▶ [Listed records]:
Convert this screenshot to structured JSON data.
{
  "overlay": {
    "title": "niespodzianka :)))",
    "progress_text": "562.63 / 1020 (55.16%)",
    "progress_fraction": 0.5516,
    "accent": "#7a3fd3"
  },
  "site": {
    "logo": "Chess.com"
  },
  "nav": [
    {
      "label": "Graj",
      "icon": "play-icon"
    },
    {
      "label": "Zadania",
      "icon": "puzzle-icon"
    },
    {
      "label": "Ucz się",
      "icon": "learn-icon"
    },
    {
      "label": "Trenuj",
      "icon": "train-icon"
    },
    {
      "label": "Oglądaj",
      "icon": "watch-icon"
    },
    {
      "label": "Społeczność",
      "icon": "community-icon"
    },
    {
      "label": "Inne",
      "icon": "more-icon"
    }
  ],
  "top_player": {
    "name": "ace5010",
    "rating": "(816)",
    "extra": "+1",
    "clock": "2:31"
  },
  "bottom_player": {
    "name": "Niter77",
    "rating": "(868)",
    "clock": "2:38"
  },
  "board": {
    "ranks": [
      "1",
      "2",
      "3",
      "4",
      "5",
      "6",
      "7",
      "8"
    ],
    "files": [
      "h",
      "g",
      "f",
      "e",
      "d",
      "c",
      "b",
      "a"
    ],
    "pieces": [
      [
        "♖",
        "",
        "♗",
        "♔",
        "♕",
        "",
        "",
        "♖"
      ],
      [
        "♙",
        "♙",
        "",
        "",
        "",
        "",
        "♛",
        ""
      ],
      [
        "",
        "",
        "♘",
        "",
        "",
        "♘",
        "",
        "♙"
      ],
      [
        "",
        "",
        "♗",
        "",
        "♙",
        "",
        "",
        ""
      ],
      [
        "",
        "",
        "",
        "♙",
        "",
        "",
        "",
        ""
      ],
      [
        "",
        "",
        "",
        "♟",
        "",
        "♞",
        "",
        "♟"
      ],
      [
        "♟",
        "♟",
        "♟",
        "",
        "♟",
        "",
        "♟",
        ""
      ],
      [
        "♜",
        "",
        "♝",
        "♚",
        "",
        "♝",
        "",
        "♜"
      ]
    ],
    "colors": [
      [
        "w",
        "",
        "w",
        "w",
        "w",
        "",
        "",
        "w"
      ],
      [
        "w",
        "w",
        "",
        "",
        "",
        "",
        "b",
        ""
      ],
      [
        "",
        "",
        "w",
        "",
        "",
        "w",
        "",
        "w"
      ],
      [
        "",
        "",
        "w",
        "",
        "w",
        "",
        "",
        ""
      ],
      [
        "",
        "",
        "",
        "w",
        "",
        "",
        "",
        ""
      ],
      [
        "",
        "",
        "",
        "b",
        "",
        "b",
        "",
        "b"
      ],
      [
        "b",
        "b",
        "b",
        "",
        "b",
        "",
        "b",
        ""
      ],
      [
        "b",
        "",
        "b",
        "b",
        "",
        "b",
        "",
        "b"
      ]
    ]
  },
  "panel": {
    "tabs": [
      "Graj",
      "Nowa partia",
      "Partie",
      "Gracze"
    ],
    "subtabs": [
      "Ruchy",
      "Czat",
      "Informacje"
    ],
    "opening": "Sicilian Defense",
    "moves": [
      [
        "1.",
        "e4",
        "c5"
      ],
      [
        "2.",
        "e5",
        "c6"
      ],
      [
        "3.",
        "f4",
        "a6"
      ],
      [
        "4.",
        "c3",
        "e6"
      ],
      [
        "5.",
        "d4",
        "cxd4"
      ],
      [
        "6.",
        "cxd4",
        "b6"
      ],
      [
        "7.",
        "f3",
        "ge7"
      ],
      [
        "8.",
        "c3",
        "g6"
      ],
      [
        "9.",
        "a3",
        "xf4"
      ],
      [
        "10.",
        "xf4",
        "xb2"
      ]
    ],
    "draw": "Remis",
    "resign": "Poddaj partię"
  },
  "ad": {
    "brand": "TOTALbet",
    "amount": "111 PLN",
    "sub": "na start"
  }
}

▶ [Task brief]: Give all of the entries again, word for word.

▶ [Result of this task]:
Convert this screenshot to structured JSON data.
{
  "overlay": {
    "title": "niespodzianka :)))",
    "progress_text": "562.63 / 1020 (55.16%)",
    "progress_fraction": 0.5516,
    "accent": "#7a3fd3"
  },
  "site": {
    "logo": "Chess.com"
  },
  "nav": [
    {
      "label": "Graj",
      "icon": "play-icon"
    },
    {
      "label": "Zadania",
      "icon": "puzzle-icon"
    },
    {
      "label": "Ucz się",
      "icon": "learn-icon"
    },
    {
      "label": "Trenuj",
      "icon": "train-icon"
    },
    {
      "label": "Oglądaj",
      "icon": "watch-icon"
    },
    {
      "label": "Społeczność",
      "icon": "community-icon"
    },
    {
      "label": "Inne",
      "icon": "more-icon"
    }
  ],
  "top_player": {
    "name": "ace5010",
    "rating": "(816)",
    "extra": "+1",
    "clock": "2:31"
  },
  "bottom_player": {
    "name": "Niter77",
    "rating": "(868)",
    "clock": "2:38"
  },
  "board": {
    "ranks": [
      "1",
      "2",
      "3",
      "4",
      "5",
      "6",
      "7",
      "8"
    ],
    "files": [
      "h",
      "g",
      "f",
      "e",
      "d",
      "c",
      "b",
      "a"
    ],
    "pieces": [
      [
        "♖",
        "",
        "♗",
        "♔",
        "♕",
        "",
        "",
        "♖"
      ],
      [
        "♙",
        "♙",
        "",
        "",
        "",
        "",
        "♛",
        ""
      ],
      [
        "",
        "",
        "♘",
        "",
        "",
        "♘",
        "",
        "♙"
      ],
      [
        "",
        "",
        "♗",
        "",
        "♙",
        "",
        "",
        ""
      ],
      [
        "",
        "",
        "",
        "♙",
        "",
        "",
        "",
        ""
      ],
      [
        "",
        "",
        "",
        "♟",
        "",
        "♞",
        "",
        "♟"
      ],
      [
        "♟",
        "♟",
        "♟",
        "",
        "♟",
        "",
        "♟",
        ""
      ],
      [
        "♜",
        "",
        "♝",
        "♚",
        "",
        "♝",
        "",
        "♜"
      ]
    ],
    "colors": [
      [
        "w",
        "",
        "w",
        "w",
        "w",
        "",
        "",
        "w"
      ],
      [
        "w",
        "w",
        "",
        "",
        "",
        "",
        "b",
        ""
      ],
      [
        "",
        "",
        "w",
        "",
        "",
        "w",
        "",
        "w"
      ],
      [
        "",
        "",
        "w",
        "",
        "w",
        "",
        "",
        ""
      ],
      [
        "",
        "",
        "",
        "w",
        "",
        "",
        "",
        ""
      ],
      [
        "",
        "",
        "",
        "b",
        "",
        "b",
        "",
        "b"
      ],
      [
        "b",
        "b",
        "b",
        "",
        "b",
        "",
        "b",
        ""
      ],
      [
        "b",
        "",
        "b",
        "b",
        "",
        "b",
        "",
        "b"
      ]
    ]
  },
  "panel": {
    "tabs": [
      "Graj",
      "Nowa partia",
      "Partie",
      "Gracze"
    ],
    "subtabs": [
      "Ruchy",
      "Czat",
      "Informacje"
    ],
    "opening": "Sicilian Defense",
    "moves": [
      [
        "1.",
        "e4",
        "c5"
      ],
      [
        "2.",
        "e5",
        "c6"
      ],
      [
        "3.",
        "f4",
        "a6"
      ],
      [
        "4.",
        "c3",
        "e6"
      ],
      [
        "5.",
        "d4",
        "cxd4"
      ],
      [
        "6.",
        "cxd4",
        "b6"
      ],
      [
        "7.",
        "f3",
        "ge7"
      ],
      [
        "8.",
        "c3",
        "g6"
      ],
      [
        "9.",
        "a3",
        "xf4"
      ],
      [
        "10.",
        "xf4",
        "xb2"
      ]
    ],
    "draw": "Remis",
    "resign": "Poddaj partię"
  },
  "ad": {
    "brand": "TOTALbet",
    "amount": "111 PLN",
    "sub": "na start"
  }
}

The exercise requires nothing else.